- Objective
Provide only the number of lines in the listing that contain the string "layer".

(Records from a data collection)
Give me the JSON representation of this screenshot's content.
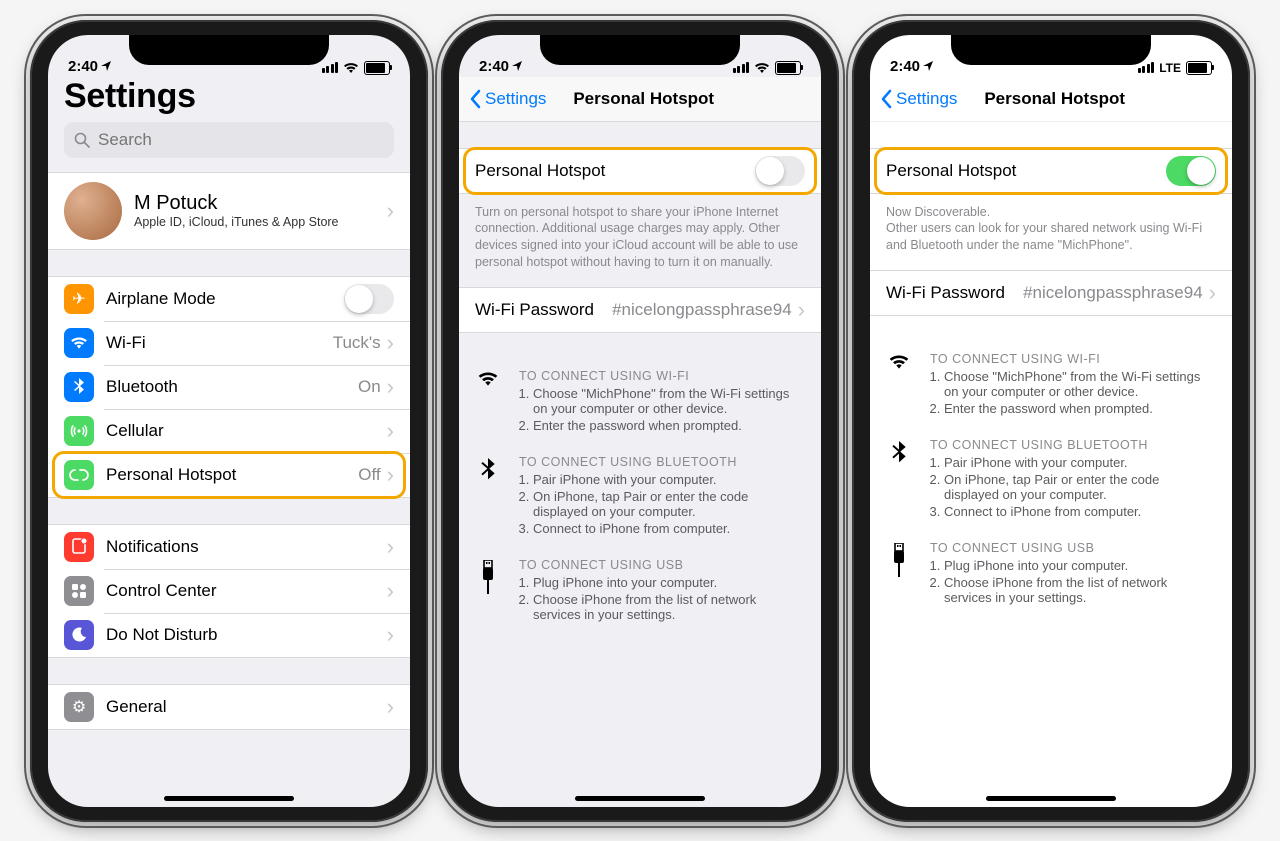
{
  "status": {
    "time": "2:40",
    "lte": "LTE"
  },
  "screen1": {
    "title": "Settings",
    "search_placeholder": "Search",
    "profile": {
      "name": "M Potuck",
      "sub": "Apple ID, iCloud, iTunes & App Store"
    },
    "items": {
      "airplane": {
        "label": "Airplane Mode",
        "color": "#ff9500"
      },
      "wifi": {
        "label": "Wi-Fi",
        "value": "Tuck's",
        "color": "#007aff"
      },
      "bluetooth": {
        "label": "Bluetooth",
        "value": "On",
        "color": "#007aff"
      },
      "cellular": {
        "label": "Cellular",
        "color": "#4cd964"
      },
      "hotspot": {
        "label": "Personal Hotspot",
        "value": "Off",
        "color": "#4cd964"
      },
      "notif": {
        "label": "Notifications",
        "color": "#ff3b30"
      },
      "control": {
        "label": "Control Center",
        "color": "#8e8e93"
      },
      "dnd": {
        "label": "Do Not Disturb",
        "color": "#5856d6"
      },
      "general": {
        "label": "General",
        "color": "#8e8e93"
      }
    }
  },
  "screen2": {
    "back": "Settings",
    "title": "Personal Hotspot",
    "toggle_label": "Personal Hotspot",
    "toggle_on": false,
    "help": "Turn on personal hotspot to share your iPhone Internet connection. Additional usage charges may apply. Other devices signed into your iCloud account will be able to use personal hotspot without having to turn it on manually.",
    "pw_label": "Wi-Fi Password",
    "pw_value": "#nicelongpassphrase94"
  },
  "screen3": {
    "back": "Settings",
    "title": "Personal Hotspot",
    "toggle_label": "Personal Hotspot",
    "toggle_on": true,
    "discover": "Now Discoverable.",
    "help": "Other users can look for your shared network using Wi-Fi and Bluetooth under the name \"MichPhone\".",
    "pw_label": "Wi-Fi Password",
    "pw_value": "#nicelongpassphrase94"
  },
  "instructions": {
    "wifi": {
      "title": "TO CONNECT USING WI-FI",
      "steps": [
        "Choose \"MichPhone\" from the Wi-Fi settings on your computer or other device.",
        "Enter the password when prompted."
      ]
    },
    "bt": {
      "title": "TO CONNECT USING BLUETOOTH",
      "steps": [
        "Pair iPhone with your computer.",
        "On iPhone, tap Pair or enter the code displayed on your computer.",
        "Connect to iPhone from computer."
      ]
    },
    "usb": {
      "title": "TO CONNECT USING USB",
      "steps": [
        "Plug iPhone into your computer.",
        "Choose iPhone from the list of network services in your settings."
      ]
    }
  }
}
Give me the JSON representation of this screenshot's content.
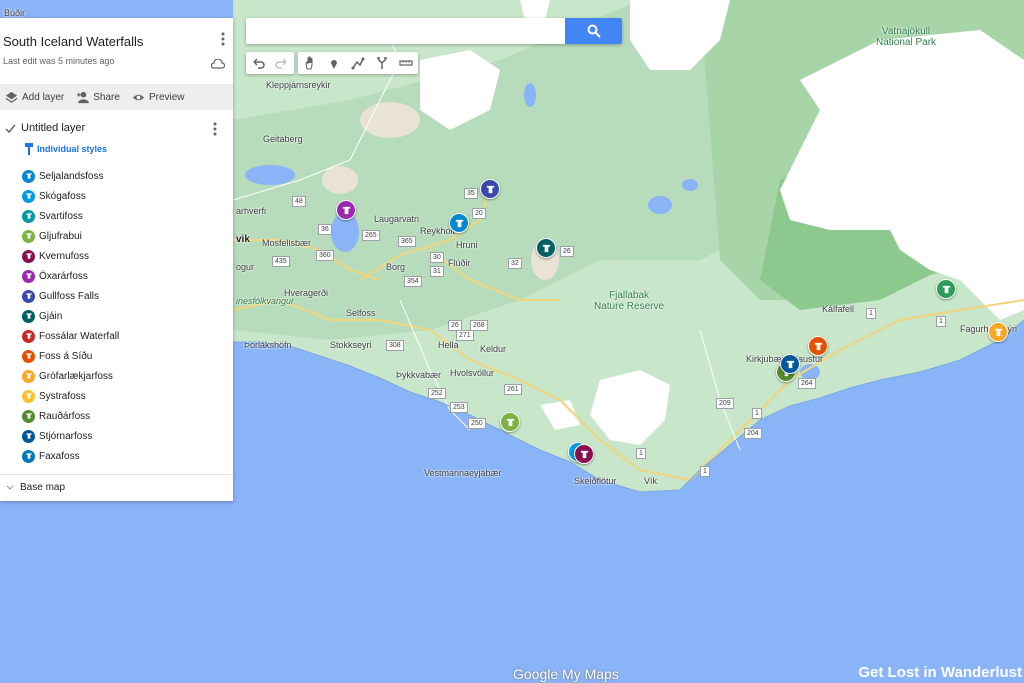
{
  "panel": {
    "title": "South Iceland Waterfalls",
    "last_edit": "Last edit was 5 minutes ago",
    "actions": {
      "add_layer": "Add layer",
      "share": "Share",
      "preview": "Preview"
    },
    "layer": {
      "name": "Untitled layer",
      "styles_label": "Individual styles",
      "places": [
        {
          "name": "Seljalandsfoss",
          "color": "#0288d1"
        },
        {
          "name": "Skógafoss",
          "color": "#039be5"
        },
        {
          "name": "Svartifoss",
          "color": "#0097a7"
        },
        {
          "name": "Gljufrabui",
          "color": "#7cb342"
        },
        {
          "name": "Kvernufoss",
          "color": "#880e4f"
        },
        {
          "name": "Öxarárfoss",
          "color": "#9c27b0"
        },
        {
          "name": "Gullfoss Falls",
          "color": "#3949ab"
        },
        {
          "name": "Gjáin",
          "color": "#006064"
        },
        {
          "name": "Fossálar Waterfall",
          "color": "#c62828"
        },
        {
          "name": "Foss á Síðu",
          "color": "#e65100"
        },
        {
          "name": "Gróf­arlækjarfoss",
          "color": "#f9a825"
        },
        {
          "name": "Systrafoss",
          "color": "#fbc02d"
        },
        {
          "name": "Rauðárfoss",
          "color": "#558b2f"
        },
        {
          "name": "Stjórnarfoss",
          "color": "#01579b"
        },
        {
          "name": "Faxafoss",
          "color": "#0277bd"
        }
      ]
    },
    "base_map": "Base map"
  },
  "search": {
    "placeholder": ""
  },
  "map_labels": {
    "budir": "Búðir",
    "kleppjarnsreykir": "Kleppjárnsreykir",
    "geitaberg": "Geitaberg",
    "laugarvatn": "Laugarvatn",
    "reykholt": "Reykholt",
    "hruni": "Hruni",
    "fludir": "Flúðir",
    "mosfellsbaer": "Mosfellsbær",
    "hveragerdi": "Hveragerði",
    "borg": "Borg",
    "selfoss": "Selfoss",
    "stokkseyri": "Stokkseyri",
    "thorlakshofn": "Þorlákshöfn",
    "hella": "Hella",
    "keldur": "Keldur",
    "thykkvabaer": "Þykkvabær",
    "hvolsvollur": "Hvolsvöllur",
    "vestmannaeyjabaer": "Vestmannaeyjabær",
    "skeidflotur": "Skeiðflötur",
    "vik": "Vík",
    "kirkjubaejarklaustur": "Kirkjubæjarklaustur",
    "kalfafell": "Kálfafell",
    "fagurholsmyri": "Fagurhólsmýri",
    "vik_left": "vik",
    "arnarhverfi": "arhverfi",
    "kogur": "ogur",
    "thjodgardur": "inesfólkvangur",
    "fjallabak": "Fjallabak\nNature Reserve",
    "vatnajokull": "Vatnajökull\nNational Park"
  },
  "roads": [
    "35",
    "20",
    "26",
    "265",
    "365",
    "30",
    "32",
    "31",
    "354",
    "360",
    "435",
    "48",
    "36",
    "26",
    "268",
    "308",
    "271",
    "261",
    "252",
    "253",
    "250",
    "204",
    "209",
    "264",
    "1",
    "1",
    "1",
    "1",
    "1"
  ],
  "brand": "Google My Maps",
  "watermark": "Get Lost in Wanderlust"
}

- Solved problem
3